## WHAT YOU NEED TO DO
Write out the complete material exactly as it stands.

________________

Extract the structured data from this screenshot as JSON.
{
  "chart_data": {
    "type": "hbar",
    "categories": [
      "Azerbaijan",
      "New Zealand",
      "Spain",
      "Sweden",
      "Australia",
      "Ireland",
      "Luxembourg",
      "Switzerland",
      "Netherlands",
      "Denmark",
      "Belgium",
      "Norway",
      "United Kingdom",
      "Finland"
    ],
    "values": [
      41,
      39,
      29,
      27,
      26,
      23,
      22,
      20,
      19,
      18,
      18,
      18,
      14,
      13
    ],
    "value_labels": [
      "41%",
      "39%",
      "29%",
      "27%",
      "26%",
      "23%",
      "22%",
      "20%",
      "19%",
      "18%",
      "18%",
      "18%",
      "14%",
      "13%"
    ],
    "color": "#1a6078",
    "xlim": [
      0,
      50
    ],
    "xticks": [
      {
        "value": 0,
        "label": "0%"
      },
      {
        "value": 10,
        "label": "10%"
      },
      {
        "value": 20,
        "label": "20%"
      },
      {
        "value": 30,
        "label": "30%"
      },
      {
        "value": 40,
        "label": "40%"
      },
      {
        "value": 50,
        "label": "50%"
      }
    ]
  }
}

________________

## THE OUTPUT
Extract the structured data from this screenshot as JSON.
{
  "chart_data": {
    "type": "hbar",
    "categories": [
      "Azerbaijan",
      "New Zealand",
      "Spain",
      "Sweden",
      "Australia",
      "Ireland",
      "Luxembourg",
      "Switzerland",
      "Netherlands",
      "Denmark",
      "Belgium",
      "Norway",
      "United Kingdom",
      "Finland"
    ],
    "values": [
      41,
      39,
      29,
      27,
      26,
      23,
      22,
      20,
      19,
      18,
      18,
      18,
      14,
      13
    ],
    "value_labels": [
      "41%",
      "39%",
      "29%",
      "27%",
      "26%",
      "23%",
      "22%",
      "20%",
      "19%",
      "18%",
      "18%",
      "18%",
      "14%",
      "13%"
    ],
    "color": "#1a6078",
    "xlim": [
      0,
      50
    ],
    "xticks": [
      {
        "value": 0,
        "label": "0%"
      },
      {
        "value": 10,
        "label": "10%"
      },
      {
        "value": 20,
        "label": "20%"
      },
      {
        "value": 30,
        "label": "30%"
      },
      {
        "value": 40,
        "label": "40%"
      },
      {
        "value": 50,
        "label": "50%"
      }
    ]
  }
}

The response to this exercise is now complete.